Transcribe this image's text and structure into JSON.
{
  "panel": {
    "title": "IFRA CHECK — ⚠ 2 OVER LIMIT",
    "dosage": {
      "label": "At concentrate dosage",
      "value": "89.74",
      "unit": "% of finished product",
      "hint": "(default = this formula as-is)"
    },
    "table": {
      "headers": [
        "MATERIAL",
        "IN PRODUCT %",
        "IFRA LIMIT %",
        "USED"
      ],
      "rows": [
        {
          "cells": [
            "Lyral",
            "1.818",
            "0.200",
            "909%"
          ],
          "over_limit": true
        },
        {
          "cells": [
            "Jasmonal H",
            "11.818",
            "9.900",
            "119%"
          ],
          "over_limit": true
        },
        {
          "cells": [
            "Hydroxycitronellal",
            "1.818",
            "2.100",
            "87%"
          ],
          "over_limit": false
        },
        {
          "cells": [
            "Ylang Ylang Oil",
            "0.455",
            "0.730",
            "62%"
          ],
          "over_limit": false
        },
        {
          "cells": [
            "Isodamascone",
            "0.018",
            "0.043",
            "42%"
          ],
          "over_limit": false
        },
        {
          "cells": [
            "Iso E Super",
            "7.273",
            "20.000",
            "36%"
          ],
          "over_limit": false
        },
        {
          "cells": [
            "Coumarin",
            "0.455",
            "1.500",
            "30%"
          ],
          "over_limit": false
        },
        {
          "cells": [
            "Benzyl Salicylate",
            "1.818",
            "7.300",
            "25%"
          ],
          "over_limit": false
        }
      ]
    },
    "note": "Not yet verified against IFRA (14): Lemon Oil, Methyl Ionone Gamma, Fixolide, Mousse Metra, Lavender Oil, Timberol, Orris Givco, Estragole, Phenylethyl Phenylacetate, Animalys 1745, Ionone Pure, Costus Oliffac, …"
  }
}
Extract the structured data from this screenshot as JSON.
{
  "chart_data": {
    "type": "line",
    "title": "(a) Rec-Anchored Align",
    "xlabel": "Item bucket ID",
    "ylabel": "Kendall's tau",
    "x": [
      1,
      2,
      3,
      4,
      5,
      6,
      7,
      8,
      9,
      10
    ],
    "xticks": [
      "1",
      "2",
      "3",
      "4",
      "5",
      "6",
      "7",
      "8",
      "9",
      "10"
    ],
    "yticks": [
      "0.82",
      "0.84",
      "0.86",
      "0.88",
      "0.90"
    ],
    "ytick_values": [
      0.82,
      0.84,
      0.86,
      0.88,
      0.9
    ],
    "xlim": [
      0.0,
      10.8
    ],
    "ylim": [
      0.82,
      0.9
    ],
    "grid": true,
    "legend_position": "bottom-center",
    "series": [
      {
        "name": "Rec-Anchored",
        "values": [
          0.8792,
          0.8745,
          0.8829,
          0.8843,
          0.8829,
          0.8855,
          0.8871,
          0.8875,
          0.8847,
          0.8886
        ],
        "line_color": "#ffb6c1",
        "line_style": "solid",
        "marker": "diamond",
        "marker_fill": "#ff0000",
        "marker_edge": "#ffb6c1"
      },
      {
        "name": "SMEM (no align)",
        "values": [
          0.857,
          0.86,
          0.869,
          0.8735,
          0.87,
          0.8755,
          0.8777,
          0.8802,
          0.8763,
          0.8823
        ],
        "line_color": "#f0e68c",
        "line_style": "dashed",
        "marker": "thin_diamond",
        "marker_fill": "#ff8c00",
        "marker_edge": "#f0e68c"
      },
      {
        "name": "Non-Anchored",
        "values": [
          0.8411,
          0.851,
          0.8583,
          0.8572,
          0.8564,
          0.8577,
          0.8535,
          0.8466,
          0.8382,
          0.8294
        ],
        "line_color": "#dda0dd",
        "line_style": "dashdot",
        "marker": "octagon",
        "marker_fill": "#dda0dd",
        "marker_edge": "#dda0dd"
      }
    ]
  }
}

================================

Extract all of the data above and output it character for character.

▸ THE COMPLETED TASK:
Transcribe this image's text and structure into JSON.
{
  "panel": {
    "title": "IFRA CHECK — ⚠ 2 OVER LIMIT",
    "dosage": {
      "label": "At concentrate dosage",
      "value": "89.74",
      "unit": "% of finished product",
      "hint": "(default = this formula as-is)"
    },
    "table": {
      "headers": [
        "MATERIAL",
        "IN PRODUCT %",
        "IFRA LIMIT %",
        "USED"
      ],
      "rows": [
        {
          "cells": [
            "Lyral",
            "1.818",
            "0.200",
            "909%"
          ],
          "over_limit": true
        },
        {
          "cells": [
            "Jasmonal H",
            "11.818",
            "9.900",
            "119%"
          ],
          "over_limit": true
        },
        {
          "cells": [
            "Hydroxycitronellal",
            "1.818",
            "2.100",
            "87%"
          ],
          "over_limit": false
        },
        {
          "cells": [
            "Ylang Ylang Oil",
            "0.455",
            "0.730",
            "62%"
          ],
          "over_limit": false
        },
        {
          "cells": [
            "Isodamascone",
            "0.018",
            "0.043",
            "42%"
          ],
          "over_limit": false
        },
        {
          "cells": [
            "Iso E Super",
            "7.273",
            "20.000",
            "36%"
          ],
          "over_limit": false
        },
        {
          "cells": [
            "Coumarin",
            "0.455",
            "1.500",
            "30%"
          ],
          "over_limit": false
        },
        {
          "cells": [
            "Benzyl Salicylate",
            "1.818",
            "7.300",
            "25%"
          ],
          "over_limit": false
        }
      ]
    },
    "note": "Not yet verified against IFRA (14): Lemon Oil, Methyl Ionone Gamma, Fixolide, Mousse Metra, Lavender Oil, Timberol, Orris Givco, Estragole, Phenylethyl Phenylacetate, Animalys 1745, Ionone Pure, Costus Oliffac, …"
  }
}
Extract the structured data from this screenshot as JSON.
{
  "chart_data": {
    "type": "line",
    "title": "(a) Rec-Anchored Align",
    "xlabel": "Item bucket ID",
    "ylabel": "Kendall's tau",
    "x": [
      1,
      2,
      3,
      4,
      5,
      6,
      7,
      8,
      9,
      10
    ],
    "xticks": [
      "1",
      "2",
      "3",
      "4",
      "5",
      "6",
      "7",
      "8",
      "9",
      "10"
    ],
    "yticks": [
      "0.82",
      "0.84",
      "0.86",
      "0.88",
      "0.90"
    ],
    "ytick_values": [
      0.82,
      0.84,
      0.86,
      0.88,
      0.9
    ],
    "xlim": [
      0.0,
      10.8
    ],
    "ylim": [
      0.82,
      0.9
    ],
    "grid": true,
    "legend_position": "bottom-center",
    "series": [
      {
        "name": "Rec-Anchored",
        "values": [
          0.8792,
          0.8745,
          0.8829,
          0.8843,
          0.8829,
          0.8855,
          0.8871,
          0.8875,
          0.8847,
          0.8886
        ],
        "line_color": "#ffb6c1",
        "line_style": "solid",
        "marker": "diamond",
        "marker_fill": "#ff0000",
        "marker_edge": "#ffb6c1"
      },
      {
        "name": "SMEM (no align)",
        "values": [
          0.857,
          0.86,
          0.869,
          0.8735,
          0.87,
          0.8755,
          0.8777,
          0.8802,
          0.8763,
          0.8823
        ],
        "line_color": "#f0e68c",
        "line_style": "dashed",
        "marker": "thin_diamond",
        "marker_fill": "#ff8c00",
        "marker_edge": "#f0e68c"
      },
      {
        "name": "Non-Anchored",
        "values": [
          0.8411,
          0.851,
          0.8583,
          0.8572,
          0.8564,
          0.8577,
          0.8535,
          0.8466,
          0.8382,
          0.8294
        ],
        "line_color": "#dda0dd",
        "line_style": "dashdot",
        "marker": "octagon",
        "marker_fill": "#dda0dd",
        "marker_edge": "#dda0dd"
      }
    ]
  }
}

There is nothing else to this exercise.